» **Challenge**: From the entries below, copy every line where the string "تعیین" appears.

» **Dataset**:
----
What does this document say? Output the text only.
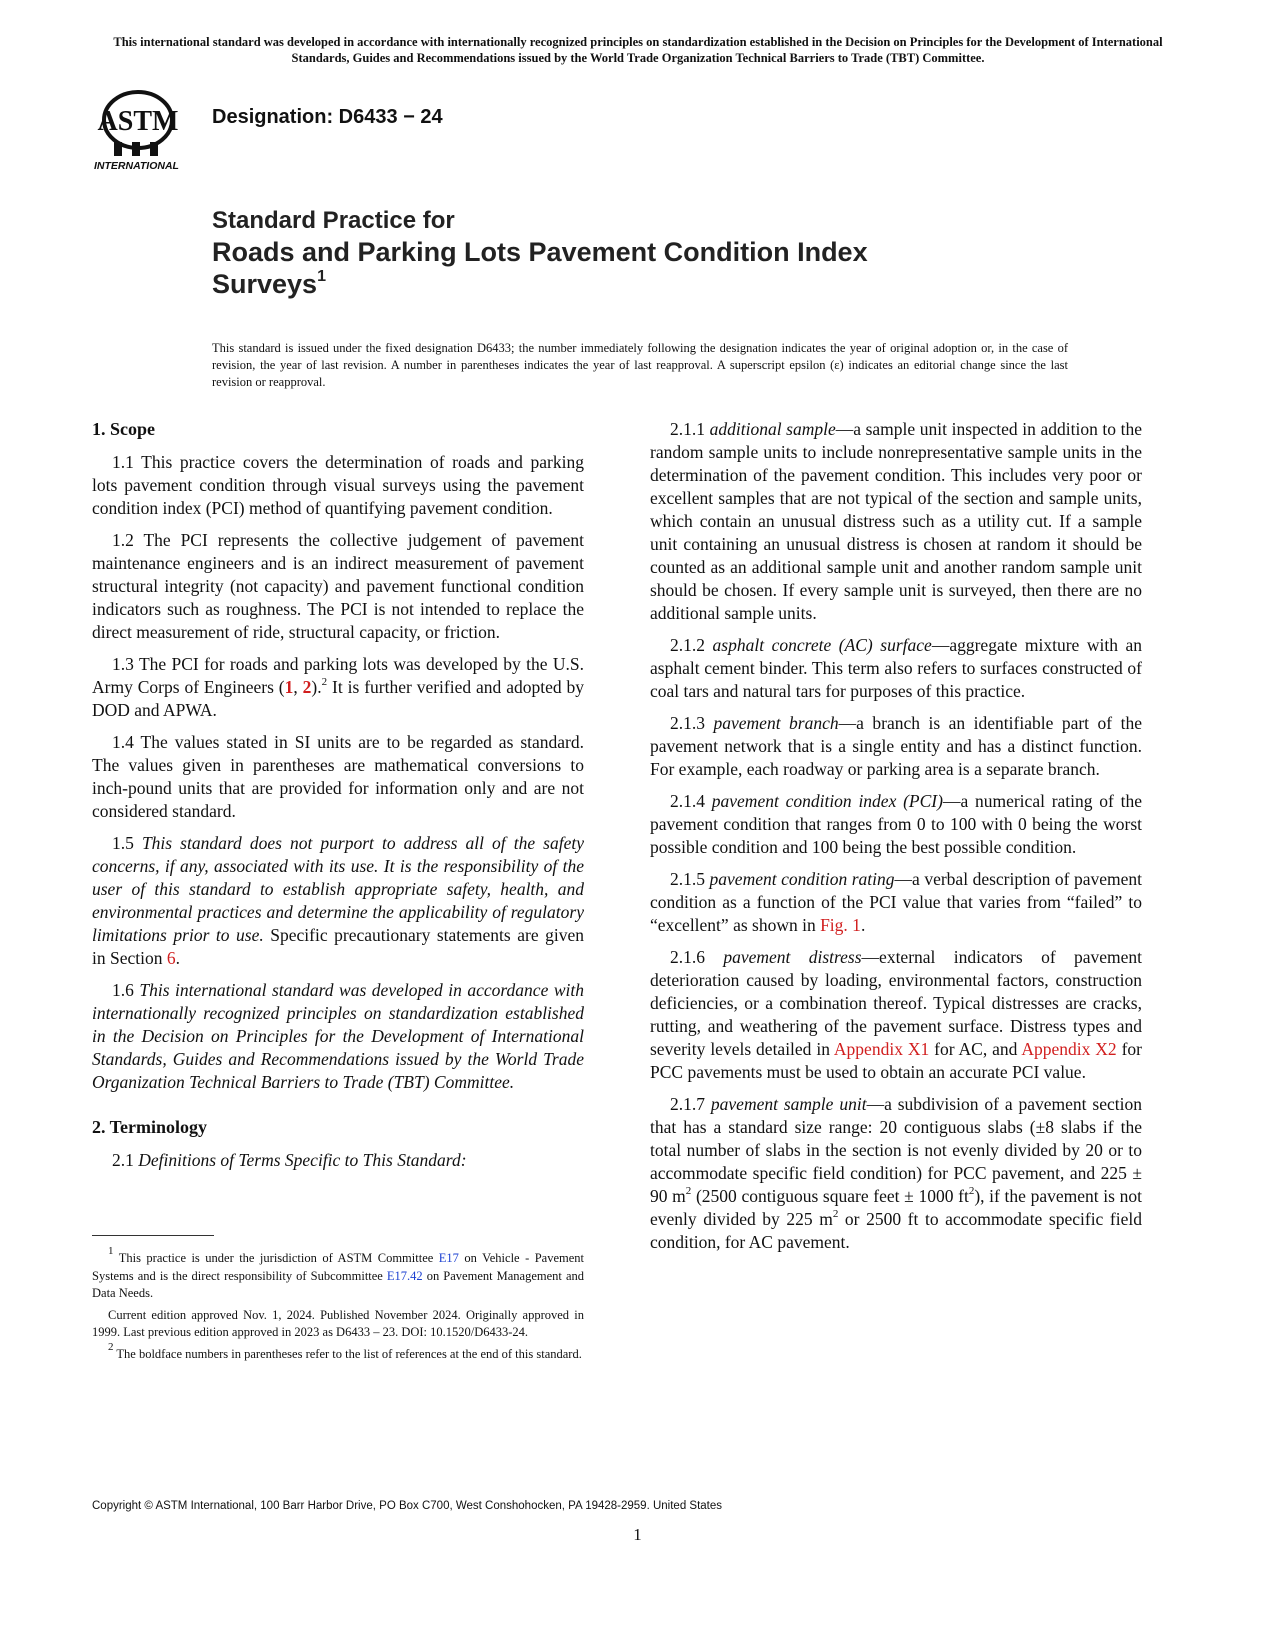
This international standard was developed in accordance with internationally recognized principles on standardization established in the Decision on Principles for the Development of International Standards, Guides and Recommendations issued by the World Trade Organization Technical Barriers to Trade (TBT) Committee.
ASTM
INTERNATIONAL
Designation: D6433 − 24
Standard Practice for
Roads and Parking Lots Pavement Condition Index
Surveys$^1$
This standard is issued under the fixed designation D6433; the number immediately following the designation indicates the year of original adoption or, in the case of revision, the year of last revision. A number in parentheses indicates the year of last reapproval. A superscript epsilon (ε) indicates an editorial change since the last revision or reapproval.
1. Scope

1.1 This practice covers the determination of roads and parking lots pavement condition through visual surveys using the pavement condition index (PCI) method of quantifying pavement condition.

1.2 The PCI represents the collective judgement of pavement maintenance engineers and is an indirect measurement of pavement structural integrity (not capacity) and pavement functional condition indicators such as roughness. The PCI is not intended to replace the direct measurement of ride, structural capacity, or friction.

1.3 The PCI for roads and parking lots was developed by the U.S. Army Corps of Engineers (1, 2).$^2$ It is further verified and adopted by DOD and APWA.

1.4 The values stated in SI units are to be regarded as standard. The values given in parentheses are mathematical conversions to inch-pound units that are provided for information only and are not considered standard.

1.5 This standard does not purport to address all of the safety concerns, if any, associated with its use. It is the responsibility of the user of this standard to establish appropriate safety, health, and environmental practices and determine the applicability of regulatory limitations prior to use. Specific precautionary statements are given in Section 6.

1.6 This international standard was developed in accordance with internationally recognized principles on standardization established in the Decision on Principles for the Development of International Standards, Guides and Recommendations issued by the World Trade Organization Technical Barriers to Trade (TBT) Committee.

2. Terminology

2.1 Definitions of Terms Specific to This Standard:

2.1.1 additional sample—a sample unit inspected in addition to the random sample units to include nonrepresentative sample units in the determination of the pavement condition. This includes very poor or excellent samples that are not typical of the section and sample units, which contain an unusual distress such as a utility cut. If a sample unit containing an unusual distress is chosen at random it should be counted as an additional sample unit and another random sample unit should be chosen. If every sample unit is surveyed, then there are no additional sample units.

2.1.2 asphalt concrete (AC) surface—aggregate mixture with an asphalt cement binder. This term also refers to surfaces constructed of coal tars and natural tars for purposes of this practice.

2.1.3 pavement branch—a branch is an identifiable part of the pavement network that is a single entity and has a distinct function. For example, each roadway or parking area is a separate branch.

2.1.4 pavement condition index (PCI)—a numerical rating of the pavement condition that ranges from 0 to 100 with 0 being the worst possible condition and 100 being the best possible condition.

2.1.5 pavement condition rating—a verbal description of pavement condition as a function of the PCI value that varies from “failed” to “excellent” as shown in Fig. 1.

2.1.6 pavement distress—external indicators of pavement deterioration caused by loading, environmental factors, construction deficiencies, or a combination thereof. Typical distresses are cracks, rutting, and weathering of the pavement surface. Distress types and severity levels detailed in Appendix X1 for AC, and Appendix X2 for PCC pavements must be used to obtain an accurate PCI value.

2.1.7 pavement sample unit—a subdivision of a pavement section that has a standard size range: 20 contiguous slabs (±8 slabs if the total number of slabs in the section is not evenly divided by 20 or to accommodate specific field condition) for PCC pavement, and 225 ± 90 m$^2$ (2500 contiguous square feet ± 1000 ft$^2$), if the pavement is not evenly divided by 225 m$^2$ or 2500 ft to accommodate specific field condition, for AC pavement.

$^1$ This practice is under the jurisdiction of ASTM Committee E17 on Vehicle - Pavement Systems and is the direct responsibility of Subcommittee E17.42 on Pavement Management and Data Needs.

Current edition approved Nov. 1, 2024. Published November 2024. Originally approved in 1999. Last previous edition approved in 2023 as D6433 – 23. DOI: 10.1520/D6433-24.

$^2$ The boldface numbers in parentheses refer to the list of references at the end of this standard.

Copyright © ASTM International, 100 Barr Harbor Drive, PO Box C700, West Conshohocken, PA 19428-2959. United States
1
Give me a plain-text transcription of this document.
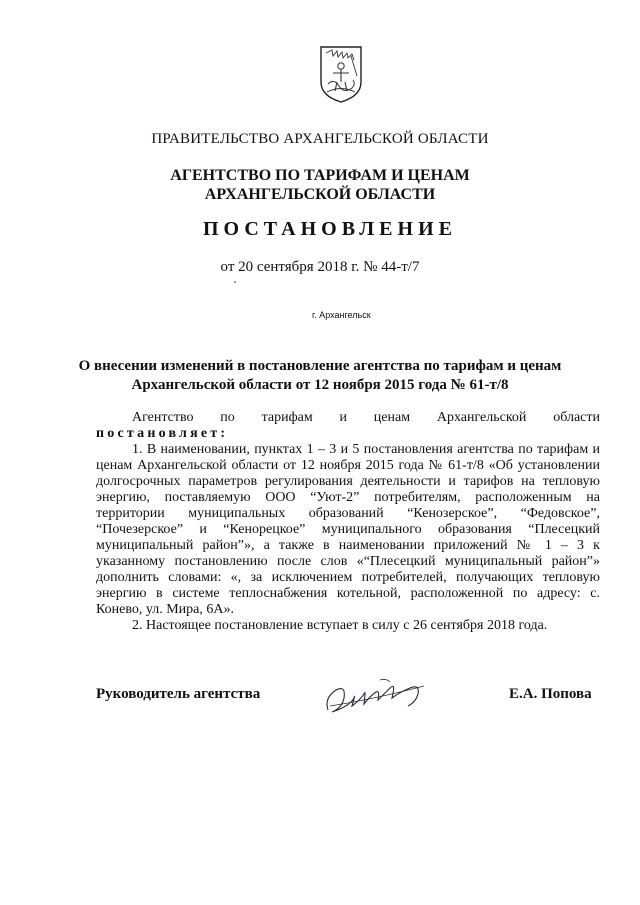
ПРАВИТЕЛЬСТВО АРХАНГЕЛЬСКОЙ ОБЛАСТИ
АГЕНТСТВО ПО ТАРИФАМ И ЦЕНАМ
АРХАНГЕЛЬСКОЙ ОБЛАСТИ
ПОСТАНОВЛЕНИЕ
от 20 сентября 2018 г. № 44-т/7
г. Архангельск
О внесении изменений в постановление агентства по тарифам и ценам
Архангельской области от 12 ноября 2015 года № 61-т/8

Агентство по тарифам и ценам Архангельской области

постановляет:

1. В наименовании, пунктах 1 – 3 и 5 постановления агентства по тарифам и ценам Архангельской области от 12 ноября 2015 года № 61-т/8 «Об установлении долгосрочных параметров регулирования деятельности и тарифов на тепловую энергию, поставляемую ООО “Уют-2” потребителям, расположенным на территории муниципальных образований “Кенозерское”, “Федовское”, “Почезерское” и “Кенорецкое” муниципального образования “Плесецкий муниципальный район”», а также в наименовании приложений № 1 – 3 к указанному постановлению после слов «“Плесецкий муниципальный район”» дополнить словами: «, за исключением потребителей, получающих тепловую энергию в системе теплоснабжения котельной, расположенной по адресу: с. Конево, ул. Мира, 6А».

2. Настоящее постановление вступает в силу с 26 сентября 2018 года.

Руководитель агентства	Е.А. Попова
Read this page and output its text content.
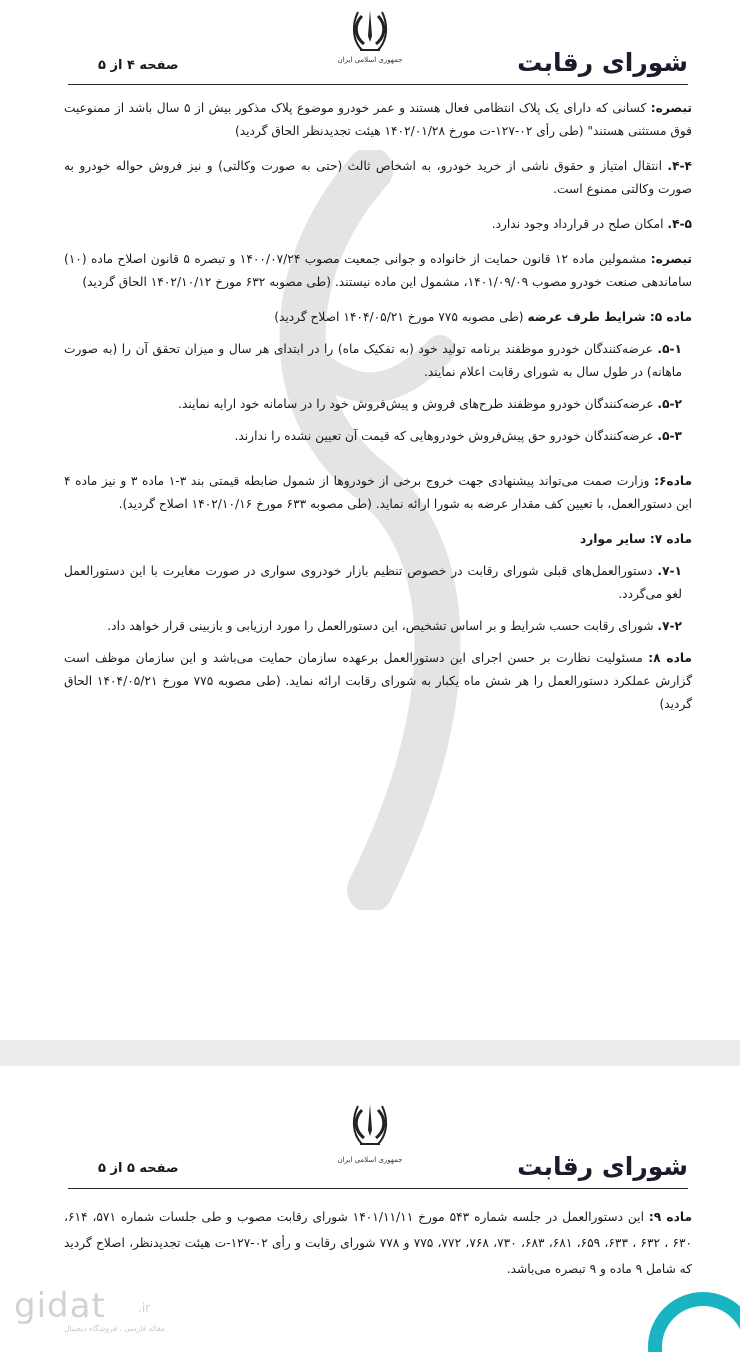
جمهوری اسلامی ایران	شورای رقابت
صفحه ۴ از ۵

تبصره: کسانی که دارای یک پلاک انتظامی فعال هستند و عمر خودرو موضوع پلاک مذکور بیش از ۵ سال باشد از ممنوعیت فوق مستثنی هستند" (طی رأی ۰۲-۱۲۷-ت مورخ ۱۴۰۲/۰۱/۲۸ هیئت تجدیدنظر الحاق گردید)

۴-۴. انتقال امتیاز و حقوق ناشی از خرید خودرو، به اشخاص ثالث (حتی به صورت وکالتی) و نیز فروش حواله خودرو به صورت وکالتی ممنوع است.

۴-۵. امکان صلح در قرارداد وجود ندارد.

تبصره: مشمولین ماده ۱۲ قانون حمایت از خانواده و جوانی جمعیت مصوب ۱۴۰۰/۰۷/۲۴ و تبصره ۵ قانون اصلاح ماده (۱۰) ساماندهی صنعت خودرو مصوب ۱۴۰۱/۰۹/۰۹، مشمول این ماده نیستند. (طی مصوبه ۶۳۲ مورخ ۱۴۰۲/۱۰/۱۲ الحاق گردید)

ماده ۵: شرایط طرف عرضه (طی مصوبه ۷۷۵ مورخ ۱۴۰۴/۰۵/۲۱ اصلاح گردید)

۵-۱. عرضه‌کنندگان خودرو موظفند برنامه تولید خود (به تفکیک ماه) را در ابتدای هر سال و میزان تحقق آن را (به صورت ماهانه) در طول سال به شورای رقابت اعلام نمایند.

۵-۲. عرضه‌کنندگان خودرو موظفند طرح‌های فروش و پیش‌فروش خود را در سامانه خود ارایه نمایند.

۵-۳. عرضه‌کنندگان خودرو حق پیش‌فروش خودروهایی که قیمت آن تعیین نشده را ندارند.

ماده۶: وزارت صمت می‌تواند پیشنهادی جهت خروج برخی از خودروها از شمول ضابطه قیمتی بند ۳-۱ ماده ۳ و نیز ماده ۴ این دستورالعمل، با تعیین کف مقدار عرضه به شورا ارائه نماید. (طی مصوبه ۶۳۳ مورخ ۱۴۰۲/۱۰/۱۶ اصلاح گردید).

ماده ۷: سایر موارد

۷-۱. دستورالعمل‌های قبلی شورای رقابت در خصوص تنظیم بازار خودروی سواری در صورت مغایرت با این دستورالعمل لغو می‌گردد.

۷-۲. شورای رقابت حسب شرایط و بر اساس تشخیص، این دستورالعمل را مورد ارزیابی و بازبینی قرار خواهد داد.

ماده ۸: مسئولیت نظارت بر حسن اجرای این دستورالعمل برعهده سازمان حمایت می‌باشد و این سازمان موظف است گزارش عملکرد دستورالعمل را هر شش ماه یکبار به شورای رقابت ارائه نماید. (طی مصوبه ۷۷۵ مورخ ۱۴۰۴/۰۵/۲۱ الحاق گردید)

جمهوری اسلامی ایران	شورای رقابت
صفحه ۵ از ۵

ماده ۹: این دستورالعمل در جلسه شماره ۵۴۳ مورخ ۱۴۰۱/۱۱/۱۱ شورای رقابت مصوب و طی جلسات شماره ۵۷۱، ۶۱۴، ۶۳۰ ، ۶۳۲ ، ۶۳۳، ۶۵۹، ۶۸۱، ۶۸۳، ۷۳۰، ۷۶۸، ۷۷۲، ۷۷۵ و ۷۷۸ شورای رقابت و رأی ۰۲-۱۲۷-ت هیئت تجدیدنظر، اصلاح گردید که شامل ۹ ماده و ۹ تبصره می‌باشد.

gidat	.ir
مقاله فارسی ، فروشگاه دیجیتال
----
» **Final answer**:
۵-۳. عرضه‌کنندگان خودرو حق پیش‌فروش خودروهایی که قیمت آن تعیین نشده را ندارند.
ماده۶: وزارت صمت می‌تواند پیشنهادی جهت خروج برخی از خودروها از شمول ضابطه قیمتی بند ۳-۱ ماده ۳ و نیز ماده ۴ این دستورالعمل، با تعیین کف مقدار عرضه به شورا ارائه نماید. (طی مصوبه ۶۳۳ مورخ ۱۴۰۲/۱۰/۱۶ اصلاح گردید).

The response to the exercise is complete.